### [Task description]
Copy out each line of the material in which the word "legend" appears.

### [Supplied material]
=======

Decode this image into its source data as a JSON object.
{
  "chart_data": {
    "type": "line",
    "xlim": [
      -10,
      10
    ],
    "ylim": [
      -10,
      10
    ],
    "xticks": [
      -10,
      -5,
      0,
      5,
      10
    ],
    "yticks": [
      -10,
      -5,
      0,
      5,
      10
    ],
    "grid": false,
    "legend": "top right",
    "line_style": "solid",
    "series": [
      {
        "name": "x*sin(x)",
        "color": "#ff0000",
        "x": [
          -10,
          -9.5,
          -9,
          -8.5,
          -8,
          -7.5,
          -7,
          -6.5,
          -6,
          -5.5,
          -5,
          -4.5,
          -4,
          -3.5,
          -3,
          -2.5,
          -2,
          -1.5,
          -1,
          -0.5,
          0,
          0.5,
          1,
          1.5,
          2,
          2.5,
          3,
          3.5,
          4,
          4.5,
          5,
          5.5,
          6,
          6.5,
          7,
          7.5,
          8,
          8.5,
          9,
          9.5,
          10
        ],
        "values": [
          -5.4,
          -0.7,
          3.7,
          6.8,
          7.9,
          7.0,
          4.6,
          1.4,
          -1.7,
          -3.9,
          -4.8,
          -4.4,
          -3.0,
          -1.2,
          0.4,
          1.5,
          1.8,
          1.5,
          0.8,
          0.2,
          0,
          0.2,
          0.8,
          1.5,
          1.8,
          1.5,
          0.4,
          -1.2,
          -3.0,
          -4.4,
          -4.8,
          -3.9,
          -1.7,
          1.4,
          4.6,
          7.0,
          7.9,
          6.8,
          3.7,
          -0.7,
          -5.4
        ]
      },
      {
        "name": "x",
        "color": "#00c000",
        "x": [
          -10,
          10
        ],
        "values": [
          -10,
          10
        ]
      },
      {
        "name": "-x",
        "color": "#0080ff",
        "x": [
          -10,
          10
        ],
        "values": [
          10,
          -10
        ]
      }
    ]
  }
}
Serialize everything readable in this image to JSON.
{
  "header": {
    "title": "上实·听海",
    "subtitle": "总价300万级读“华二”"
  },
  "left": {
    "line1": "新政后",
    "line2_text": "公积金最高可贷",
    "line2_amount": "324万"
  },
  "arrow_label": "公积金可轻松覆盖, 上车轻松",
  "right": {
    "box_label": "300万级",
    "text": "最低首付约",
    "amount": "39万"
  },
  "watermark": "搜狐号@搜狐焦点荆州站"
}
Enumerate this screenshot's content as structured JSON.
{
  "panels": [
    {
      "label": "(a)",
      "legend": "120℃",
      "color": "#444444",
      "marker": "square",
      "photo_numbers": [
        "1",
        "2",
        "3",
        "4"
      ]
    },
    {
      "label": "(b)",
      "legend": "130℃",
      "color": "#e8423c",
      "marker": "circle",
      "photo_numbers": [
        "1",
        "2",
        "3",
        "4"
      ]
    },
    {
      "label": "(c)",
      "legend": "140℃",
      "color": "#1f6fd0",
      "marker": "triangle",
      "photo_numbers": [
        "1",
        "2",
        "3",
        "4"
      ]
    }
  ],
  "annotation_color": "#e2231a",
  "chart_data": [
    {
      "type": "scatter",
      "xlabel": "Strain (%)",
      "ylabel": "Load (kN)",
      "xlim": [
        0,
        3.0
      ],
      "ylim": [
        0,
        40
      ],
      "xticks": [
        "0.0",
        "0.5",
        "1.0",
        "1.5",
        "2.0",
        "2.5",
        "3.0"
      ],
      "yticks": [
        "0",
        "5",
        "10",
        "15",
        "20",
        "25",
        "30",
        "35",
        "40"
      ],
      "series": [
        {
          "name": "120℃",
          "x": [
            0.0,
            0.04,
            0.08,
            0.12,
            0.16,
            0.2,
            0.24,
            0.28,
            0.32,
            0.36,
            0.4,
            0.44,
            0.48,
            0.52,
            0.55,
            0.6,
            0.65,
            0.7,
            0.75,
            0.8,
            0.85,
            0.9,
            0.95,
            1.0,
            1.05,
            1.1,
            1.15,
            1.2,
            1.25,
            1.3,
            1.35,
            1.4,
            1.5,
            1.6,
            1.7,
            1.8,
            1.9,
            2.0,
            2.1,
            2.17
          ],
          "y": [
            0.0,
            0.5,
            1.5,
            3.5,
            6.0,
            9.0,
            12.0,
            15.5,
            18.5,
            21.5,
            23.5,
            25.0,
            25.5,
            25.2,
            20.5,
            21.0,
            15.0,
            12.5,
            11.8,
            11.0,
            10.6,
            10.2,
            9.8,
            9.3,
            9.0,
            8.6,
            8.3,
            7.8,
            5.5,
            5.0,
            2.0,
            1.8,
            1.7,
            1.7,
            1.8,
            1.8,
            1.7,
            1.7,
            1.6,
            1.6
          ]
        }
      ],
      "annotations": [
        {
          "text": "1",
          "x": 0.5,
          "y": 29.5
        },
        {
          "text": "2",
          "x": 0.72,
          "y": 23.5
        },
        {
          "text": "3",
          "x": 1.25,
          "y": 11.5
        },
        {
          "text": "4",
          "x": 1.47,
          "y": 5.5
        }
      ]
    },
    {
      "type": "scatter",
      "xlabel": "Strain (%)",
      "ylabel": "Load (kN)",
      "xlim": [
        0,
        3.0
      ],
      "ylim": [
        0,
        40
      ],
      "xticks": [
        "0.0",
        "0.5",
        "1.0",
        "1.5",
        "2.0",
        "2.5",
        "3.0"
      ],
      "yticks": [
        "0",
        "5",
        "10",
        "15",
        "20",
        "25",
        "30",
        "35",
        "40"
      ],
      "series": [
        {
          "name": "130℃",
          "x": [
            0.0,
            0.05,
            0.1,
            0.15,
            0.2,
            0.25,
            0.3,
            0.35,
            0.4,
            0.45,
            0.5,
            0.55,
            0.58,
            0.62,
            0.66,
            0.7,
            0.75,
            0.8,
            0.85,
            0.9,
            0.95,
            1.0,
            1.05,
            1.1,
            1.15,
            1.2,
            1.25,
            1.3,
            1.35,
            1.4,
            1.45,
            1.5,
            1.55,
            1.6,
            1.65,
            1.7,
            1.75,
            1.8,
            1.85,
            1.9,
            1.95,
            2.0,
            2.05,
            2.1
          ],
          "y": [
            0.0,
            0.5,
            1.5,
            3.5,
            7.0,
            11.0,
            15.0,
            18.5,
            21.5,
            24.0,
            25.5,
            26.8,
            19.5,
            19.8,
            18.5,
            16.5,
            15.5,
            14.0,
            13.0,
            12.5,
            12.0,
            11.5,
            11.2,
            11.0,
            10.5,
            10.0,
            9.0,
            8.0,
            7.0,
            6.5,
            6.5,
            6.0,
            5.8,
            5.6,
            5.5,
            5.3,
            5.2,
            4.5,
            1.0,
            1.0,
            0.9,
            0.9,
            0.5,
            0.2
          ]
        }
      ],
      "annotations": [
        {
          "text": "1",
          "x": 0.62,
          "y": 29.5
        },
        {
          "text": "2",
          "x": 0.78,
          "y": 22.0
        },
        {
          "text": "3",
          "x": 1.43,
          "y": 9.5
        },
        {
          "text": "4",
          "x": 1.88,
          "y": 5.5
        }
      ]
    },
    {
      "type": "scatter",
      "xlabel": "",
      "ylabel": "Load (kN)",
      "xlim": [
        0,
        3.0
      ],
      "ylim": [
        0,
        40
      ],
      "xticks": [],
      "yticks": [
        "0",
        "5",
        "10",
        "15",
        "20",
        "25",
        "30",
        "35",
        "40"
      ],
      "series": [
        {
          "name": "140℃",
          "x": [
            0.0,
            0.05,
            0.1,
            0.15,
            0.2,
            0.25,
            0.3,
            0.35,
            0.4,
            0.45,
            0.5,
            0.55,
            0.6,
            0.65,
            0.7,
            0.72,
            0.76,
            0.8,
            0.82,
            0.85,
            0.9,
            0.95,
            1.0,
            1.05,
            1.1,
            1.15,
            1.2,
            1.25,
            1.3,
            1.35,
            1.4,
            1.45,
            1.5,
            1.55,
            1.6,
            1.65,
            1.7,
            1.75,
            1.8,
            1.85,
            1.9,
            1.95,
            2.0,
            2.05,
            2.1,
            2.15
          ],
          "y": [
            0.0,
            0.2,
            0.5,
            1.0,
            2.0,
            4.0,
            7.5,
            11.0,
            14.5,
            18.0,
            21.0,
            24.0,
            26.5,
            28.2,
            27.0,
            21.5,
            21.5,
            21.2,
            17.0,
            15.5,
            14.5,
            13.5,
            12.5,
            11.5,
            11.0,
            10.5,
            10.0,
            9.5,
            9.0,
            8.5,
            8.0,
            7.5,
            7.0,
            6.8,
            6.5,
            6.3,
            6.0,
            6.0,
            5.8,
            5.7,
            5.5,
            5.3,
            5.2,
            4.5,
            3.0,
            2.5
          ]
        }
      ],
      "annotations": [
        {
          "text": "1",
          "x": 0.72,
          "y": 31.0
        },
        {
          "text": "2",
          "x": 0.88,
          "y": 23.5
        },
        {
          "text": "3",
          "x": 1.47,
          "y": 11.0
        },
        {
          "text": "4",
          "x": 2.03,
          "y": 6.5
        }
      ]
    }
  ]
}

=======

### [Written answer]
    "legend": "top right",
      "legend": "120℃",
      "legend": "130℃",
      "legend": "140℃",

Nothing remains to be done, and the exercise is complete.